Read the records below. Copy each line where the string "this" occurs.

******

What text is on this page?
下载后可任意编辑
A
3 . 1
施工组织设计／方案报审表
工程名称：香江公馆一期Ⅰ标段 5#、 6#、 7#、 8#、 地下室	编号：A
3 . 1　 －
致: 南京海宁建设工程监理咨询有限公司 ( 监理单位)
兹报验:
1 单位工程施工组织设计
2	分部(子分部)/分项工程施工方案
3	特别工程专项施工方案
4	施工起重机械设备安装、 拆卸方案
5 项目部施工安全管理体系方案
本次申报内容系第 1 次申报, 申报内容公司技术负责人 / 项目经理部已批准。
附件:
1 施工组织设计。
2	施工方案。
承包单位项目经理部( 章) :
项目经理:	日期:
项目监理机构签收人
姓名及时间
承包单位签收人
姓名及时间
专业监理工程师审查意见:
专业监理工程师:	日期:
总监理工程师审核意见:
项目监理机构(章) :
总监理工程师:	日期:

******

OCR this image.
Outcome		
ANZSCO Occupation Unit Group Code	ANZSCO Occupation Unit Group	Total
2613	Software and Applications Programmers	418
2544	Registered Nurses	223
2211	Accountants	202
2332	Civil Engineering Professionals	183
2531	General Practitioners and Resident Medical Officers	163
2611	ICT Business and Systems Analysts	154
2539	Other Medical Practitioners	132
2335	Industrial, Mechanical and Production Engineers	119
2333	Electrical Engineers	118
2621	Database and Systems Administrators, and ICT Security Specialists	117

******

### TASK RESULT
What text is on this page?
OCR this image.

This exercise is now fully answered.